▶ GIVEN EXERCISE
Gather all lines in the data that hold the string "大气辐射".

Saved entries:
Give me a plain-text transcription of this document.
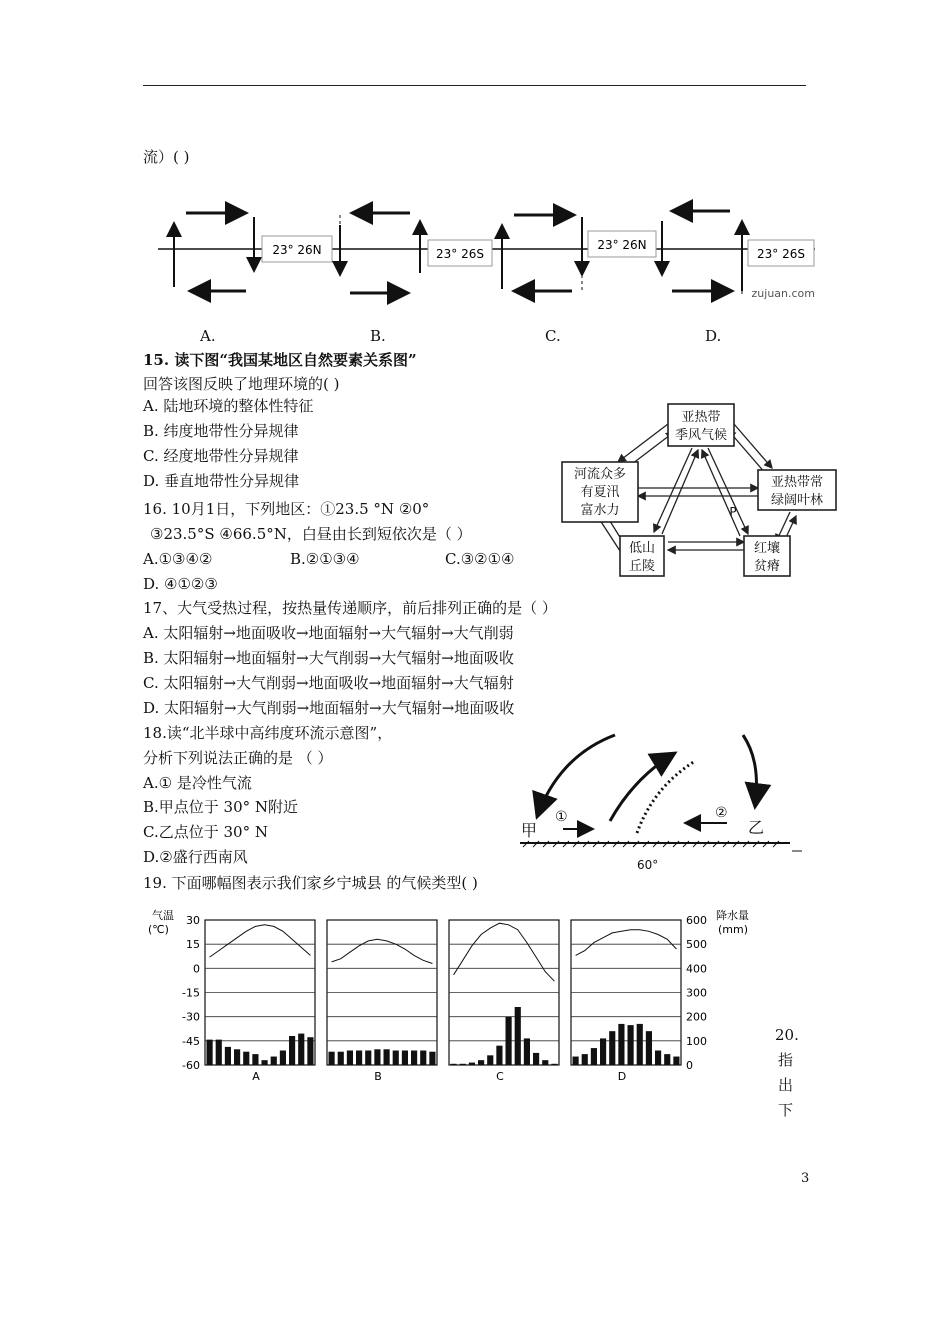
流）( )
23° 26N	23° 26S
23° 26N
23° 26S
zujuan.com
A.	B.	C.	D.
15. 读下图“我国某地区自然要素关系图”
回答该图反映了地理环境的( )
A. 陆地环境的整体性特征
B. 纬度地带性分异规律
C. 经度地带性分异规律
D. 垂直地带性分异规律
亚热带
季风气候
河流众多
有夏汛
富水力
亚热带常
绿阔叶林
低山
丘陵
红壤
贫瘠
P
16. 10月1日，下列地区：①23.5 °N ②0°
③23.5°S ④66.5°N，白昼由长到短依次是（ ）
A.①③④②	B.②①③④	C.③②①④
D. ④①②③
17、大气受热过程，按热量传递顺序，前后排列正确的是（ ）
A. 太阳辐射→地面吸收→地面辐射→大气辐射→大气削弱
B. 太阳辐射→地面辐射→大气削弱→大气辐射→地面吸收
C. 太阳辐射→大气削弱→地面吸收→地面辐射→大气辐射
D. 太阳辐射→大气削弱→地面辐射→大气辐射→地面吸收
18.读“北半球中高纬度环流示意图”，
分析下列说法正确的是 （ ）
A.① 是冷性气流
B.甲点位于 30° N附近
C.乙点位于 30° N
D.②盛行西南风
甲
①	②
乙
60°
19. 下面哪幅图表示我们家乡宁城县 的气候类型( )
气温
(℃)
降水量
(mm)
30
15
0
-15
-30
-45
-60
600
500
400
300
200
100
0
A	B	C	D
20.
指
出
下
3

▶ PROBLEM SOLUTION
A. 太阳辐射→地面吸收→地面辐射→大气辐射→大气削弱
B. 太阳辐射→地面辐射→大气削弱→大气辐射→地面吸收
C. 太阳辐射→大气削弱→地面吸收→地面辐射→大气辐射
D. 太阳辐射→大气削弱→地面辐射→大气辐射→地面吸收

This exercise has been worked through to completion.